WHAT YOU ARE ASKED TO DO:
Search the records for "count". Copy every line where it appears.

RECORD SET:
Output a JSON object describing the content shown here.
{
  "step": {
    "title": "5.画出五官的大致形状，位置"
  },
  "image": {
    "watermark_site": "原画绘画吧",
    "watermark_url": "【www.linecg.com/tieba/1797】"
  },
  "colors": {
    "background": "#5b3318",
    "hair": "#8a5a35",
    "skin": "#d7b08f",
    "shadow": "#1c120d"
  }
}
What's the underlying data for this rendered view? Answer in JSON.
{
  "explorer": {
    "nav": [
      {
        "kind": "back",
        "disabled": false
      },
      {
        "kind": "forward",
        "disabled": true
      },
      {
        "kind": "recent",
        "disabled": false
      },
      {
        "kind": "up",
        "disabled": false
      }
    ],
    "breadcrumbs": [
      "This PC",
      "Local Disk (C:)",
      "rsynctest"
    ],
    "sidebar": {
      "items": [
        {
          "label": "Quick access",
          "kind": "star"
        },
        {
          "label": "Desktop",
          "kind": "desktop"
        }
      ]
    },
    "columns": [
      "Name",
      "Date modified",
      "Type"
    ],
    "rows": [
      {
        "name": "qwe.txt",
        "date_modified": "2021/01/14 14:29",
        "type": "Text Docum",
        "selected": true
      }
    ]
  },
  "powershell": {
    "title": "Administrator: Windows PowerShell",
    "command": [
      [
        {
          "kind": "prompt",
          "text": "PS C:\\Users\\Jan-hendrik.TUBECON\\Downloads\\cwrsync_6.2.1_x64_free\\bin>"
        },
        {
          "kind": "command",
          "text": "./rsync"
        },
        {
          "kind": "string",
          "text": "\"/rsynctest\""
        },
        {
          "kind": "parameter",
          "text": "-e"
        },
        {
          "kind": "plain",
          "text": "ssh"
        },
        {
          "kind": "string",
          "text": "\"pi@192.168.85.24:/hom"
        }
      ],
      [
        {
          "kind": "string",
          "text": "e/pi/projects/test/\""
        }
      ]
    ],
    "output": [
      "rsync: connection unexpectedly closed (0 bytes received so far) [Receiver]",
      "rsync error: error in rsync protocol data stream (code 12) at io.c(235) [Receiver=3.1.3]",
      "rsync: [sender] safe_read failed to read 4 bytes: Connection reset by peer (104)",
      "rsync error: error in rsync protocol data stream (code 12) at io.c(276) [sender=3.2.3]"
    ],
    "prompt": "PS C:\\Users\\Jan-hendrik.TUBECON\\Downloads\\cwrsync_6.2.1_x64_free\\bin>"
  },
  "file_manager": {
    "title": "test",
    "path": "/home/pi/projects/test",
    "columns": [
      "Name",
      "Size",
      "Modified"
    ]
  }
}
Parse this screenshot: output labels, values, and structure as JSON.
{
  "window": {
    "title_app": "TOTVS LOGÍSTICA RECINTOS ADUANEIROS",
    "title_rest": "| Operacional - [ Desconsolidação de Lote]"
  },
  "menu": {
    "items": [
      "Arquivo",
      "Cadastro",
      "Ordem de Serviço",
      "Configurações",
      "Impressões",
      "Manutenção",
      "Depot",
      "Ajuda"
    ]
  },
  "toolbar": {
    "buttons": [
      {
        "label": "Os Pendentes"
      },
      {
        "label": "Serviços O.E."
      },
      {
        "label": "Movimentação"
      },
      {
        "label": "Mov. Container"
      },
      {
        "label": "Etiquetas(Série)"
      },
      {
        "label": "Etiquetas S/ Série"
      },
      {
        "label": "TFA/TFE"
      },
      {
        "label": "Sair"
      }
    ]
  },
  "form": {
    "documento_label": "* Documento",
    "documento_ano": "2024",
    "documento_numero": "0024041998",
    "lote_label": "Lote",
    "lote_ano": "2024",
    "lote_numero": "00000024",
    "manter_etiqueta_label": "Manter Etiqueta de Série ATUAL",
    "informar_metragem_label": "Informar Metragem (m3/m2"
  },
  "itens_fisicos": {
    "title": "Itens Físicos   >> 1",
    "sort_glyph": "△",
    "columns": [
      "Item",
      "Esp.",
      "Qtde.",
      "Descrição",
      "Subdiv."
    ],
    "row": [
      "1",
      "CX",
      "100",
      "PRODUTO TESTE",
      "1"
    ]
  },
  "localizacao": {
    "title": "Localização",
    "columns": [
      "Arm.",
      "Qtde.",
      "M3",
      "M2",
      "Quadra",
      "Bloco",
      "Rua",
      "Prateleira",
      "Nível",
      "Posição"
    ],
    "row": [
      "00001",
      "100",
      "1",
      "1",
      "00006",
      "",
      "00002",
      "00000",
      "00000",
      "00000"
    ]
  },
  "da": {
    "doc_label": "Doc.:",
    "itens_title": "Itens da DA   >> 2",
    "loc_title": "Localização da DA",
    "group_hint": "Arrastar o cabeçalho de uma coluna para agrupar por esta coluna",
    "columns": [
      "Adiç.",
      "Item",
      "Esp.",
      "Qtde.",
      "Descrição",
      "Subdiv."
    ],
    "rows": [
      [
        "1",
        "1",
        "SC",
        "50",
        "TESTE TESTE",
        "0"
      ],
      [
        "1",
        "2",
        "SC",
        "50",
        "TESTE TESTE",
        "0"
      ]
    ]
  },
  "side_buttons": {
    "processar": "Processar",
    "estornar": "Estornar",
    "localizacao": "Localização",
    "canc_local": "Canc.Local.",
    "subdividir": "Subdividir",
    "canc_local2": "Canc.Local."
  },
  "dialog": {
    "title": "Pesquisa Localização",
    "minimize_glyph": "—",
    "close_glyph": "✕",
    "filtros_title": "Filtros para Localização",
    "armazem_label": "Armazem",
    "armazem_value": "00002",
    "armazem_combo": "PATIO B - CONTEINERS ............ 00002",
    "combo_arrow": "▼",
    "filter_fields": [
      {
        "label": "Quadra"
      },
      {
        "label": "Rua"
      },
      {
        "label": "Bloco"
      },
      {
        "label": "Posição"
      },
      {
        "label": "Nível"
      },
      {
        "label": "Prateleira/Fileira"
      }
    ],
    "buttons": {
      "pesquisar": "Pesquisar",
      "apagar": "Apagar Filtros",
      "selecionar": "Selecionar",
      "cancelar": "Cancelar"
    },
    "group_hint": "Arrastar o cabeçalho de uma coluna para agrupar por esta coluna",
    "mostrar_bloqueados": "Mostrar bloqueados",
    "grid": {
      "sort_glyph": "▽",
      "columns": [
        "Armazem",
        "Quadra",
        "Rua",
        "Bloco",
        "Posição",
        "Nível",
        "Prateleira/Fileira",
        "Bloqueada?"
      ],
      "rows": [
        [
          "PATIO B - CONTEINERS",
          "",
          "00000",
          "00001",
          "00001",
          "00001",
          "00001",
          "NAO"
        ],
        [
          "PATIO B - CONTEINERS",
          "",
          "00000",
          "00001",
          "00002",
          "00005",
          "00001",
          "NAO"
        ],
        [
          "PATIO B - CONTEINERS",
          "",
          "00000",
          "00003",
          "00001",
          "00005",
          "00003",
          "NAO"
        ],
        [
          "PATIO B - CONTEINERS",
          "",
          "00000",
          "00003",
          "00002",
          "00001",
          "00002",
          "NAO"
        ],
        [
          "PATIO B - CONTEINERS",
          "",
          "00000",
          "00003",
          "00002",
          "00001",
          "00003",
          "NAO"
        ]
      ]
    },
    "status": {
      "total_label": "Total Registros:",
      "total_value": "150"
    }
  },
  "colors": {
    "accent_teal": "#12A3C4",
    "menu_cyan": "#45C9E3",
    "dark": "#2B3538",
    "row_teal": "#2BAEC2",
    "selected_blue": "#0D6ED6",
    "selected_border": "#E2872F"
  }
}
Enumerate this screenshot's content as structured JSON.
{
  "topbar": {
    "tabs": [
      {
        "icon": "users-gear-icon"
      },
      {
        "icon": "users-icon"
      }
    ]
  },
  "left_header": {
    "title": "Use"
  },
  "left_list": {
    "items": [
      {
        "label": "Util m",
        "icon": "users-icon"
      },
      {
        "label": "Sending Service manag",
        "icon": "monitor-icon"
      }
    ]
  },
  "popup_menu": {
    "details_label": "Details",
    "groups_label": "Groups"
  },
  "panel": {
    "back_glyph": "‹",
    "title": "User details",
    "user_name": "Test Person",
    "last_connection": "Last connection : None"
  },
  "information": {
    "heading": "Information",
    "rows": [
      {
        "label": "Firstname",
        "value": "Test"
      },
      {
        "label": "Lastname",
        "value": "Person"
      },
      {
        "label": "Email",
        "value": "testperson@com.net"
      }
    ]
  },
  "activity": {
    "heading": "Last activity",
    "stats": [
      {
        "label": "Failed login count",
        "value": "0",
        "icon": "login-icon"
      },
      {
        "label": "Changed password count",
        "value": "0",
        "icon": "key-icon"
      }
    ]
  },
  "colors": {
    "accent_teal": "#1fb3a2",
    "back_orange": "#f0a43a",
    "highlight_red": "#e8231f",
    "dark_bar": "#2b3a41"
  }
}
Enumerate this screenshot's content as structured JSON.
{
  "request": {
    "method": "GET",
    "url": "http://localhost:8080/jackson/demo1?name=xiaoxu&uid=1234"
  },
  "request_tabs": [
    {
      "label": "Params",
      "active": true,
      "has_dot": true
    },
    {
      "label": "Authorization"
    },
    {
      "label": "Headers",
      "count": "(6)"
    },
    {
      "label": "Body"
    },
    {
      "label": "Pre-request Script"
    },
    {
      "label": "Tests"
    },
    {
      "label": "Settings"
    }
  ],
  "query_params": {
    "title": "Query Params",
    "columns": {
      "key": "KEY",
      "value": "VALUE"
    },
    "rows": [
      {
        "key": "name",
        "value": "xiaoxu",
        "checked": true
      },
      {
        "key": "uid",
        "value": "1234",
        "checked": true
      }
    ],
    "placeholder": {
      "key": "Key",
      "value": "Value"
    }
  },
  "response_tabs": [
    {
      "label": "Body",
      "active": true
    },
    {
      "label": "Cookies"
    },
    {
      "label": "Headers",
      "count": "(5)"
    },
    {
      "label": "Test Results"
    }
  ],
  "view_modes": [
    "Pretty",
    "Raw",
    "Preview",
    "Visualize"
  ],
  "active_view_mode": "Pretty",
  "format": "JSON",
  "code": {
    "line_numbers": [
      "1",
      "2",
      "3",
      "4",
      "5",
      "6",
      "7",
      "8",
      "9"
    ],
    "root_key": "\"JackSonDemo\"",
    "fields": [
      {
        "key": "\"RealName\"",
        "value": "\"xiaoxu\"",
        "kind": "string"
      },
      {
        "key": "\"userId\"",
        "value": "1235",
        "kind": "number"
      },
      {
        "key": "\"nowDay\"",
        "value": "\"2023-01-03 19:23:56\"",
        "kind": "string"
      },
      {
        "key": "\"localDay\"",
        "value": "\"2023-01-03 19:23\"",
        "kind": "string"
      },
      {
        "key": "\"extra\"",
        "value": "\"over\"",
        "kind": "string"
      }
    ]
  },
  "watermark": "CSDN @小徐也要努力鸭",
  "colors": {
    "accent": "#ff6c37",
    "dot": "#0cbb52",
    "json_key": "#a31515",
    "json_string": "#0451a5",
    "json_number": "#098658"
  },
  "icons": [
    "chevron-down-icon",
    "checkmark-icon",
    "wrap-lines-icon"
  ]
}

FINISHED TASK:
        "label": "Failed login count",
        "label": "Changed password count",
      "count": "(6)"
      "count": "(5)"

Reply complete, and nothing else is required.